§ **Task to carry out**: Search the records that follow and extract every line containing the string "Inhibition".

Excerpts from a figure dataset
>> begin
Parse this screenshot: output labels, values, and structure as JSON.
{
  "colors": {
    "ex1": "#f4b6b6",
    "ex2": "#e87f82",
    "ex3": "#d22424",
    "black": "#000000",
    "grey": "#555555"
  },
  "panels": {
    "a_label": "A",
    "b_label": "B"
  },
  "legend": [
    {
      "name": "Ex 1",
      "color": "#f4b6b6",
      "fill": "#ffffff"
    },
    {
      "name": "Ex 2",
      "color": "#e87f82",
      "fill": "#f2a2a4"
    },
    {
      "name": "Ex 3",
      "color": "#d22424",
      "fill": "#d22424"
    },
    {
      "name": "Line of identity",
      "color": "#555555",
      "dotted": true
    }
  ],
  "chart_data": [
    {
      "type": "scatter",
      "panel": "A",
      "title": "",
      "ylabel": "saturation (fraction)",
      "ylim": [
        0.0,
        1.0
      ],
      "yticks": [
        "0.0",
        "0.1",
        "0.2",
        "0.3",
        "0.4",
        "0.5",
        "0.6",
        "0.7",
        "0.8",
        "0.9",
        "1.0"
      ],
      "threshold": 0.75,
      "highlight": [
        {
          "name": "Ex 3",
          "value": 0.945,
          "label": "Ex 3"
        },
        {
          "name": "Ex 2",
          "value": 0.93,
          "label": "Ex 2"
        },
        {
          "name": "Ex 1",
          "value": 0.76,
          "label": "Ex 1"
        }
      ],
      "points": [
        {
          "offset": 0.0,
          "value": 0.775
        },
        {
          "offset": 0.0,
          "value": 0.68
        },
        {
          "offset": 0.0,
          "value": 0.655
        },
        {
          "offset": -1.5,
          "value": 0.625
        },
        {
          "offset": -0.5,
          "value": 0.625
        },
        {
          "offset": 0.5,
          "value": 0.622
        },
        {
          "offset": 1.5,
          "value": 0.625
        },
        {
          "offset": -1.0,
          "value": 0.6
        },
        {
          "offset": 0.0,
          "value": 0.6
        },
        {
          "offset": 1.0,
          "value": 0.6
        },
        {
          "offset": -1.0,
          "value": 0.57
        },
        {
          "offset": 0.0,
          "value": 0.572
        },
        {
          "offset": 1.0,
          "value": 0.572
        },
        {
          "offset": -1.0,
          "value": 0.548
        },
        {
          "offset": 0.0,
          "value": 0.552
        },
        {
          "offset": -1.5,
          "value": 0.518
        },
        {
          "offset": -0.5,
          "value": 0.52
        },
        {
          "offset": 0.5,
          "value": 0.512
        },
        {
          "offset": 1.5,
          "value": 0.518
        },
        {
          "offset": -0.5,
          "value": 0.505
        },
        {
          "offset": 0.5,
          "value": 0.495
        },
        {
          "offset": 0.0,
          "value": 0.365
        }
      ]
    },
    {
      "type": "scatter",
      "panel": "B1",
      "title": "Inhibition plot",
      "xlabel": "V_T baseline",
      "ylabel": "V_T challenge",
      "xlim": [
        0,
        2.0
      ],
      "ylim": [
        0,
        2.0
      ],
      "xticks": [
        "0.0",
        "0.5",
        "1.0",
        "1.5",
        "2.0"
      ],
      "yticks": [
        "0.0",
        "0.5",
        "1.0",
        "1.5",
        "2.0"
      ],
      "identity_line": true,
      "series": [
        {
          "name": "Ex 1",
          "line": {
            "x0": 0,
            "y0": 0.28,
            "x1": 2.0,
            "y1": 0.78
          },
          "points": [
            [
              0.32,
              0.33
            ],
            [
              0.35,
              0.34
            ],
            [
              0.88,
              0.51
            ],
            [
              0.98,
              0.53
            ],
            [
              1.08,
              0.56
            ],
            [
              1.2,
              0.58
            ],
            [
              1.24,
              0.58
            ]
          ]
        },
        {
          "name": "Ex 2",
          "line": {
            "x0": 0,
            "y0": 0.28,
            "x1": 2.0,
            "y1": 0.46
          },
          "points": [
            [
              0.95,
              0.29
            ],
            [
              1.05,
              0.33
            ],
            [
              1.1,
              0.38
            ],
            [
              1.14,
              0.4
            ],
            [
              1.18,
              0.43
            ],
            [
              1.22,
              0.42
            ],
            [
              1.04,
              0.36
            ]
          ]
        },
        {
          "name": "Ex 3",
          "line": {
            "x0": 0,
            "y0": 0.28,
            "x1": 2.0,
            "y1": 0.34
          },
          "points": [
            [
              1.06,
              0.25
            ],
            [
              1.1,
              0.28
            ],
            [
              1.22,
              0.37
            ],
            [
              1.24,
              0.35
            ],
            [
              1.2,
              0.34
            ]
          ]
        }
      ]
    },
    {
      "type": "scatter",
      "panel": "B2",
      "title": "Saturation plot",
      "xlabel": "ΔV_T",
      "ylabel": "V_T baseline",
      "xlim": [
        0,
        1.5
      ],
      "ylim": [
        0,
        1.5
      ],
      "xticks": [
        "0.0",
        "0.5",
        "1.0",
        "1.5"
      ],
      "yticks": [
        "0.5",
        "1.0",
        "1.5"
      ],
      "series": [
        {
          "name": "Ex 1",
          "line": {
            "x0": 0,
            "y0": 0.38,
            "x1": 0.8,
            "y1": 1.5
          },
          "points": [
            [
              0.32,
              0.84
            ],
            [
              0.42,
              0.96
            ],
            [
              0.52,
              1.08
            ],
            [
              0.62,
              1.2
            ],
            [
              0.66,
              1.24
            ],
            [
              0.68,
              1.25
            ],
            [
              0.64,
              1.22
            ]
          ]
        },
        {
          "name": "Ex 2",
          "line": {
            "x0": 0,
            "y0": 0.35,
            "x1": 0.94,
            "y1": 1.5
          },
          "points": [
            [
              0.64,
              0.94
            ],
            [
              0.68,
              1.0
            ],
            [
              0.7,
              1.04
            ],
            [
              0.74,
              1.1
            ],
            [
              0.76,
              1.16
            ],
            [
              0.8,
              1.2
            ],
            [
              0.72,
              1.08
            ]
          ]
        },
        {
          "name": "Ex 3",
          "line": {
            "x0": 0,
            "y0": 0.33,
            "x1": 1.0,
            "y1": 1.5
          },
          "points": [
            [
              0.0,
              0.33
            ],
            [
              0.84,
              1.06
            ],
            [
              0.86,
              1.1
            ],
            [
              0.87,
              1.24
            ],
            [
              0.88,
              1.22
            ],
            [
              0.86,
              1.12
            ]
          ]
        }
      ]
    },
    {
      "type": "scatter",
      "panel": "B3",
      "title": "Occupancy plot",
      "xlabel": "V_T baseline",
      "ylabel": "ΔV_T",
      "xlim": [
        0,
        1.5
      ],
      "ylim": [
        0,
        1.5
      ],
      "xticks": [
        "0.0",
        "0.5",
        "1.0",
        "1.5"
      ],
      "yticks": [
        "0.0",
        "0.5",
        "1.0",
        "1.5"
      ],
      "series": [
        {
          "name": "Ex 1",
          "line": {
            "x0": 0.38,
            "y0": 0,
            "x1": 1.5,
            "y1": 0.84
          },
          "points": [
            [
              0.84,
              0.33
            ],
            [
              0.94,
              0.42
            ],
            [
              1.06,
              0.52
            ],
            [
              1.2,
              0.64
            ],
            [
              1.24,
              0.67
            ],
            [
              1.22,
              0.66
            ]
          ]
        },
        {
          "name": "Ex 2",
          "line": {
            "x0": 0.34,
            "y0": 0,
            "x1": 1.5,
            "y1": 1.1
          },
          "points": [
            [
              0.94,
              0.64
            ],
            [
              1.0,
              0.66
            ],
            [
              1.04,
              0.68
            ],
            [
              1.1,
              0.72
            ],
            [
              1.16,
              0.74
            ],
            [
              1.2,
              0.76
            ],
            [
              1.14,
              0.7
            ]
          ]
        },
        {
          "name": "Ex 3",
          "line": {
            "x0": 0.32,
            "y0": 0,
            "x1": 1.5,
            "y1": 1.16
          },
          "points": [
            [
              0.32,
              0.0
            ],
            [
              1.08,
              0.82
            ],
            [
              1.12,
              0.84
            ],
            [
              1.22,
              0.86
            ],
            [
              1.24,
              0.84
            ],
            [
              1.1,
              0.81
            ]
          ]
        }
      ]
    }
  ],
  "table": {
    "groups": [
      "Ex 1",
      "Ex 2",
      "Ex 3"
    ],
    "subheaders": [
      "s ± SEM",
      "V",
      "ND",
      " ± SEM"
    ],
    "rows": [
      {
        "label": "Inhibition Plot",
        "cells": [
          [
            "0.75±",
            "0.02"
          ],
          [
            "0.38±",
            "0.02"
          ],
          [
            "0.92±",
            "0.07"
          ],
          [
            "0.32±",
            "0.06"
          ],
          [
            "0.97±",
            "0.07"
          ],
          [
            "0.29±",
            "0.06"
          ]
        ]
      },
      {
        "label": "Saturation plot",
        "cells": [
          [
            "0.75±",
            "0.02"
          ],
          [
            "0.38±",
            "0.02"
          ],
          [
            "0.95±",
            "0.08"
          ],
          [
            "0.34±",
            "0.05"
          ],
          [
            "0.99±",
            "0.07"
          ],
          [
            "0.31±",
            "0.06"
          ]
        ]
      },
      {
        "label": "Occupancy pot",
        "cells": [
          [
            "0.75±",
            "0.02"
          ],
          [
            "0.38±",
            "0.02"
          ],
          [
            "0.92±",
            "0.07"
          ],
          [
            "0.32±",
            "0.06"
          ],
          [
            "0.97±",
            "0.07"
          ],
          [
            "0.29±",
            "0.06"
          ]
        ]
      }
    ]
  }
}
>> end
§ **Answer to this exercise**:
      "title": "Inhibition plot",
        "label": "Inhibition Plot",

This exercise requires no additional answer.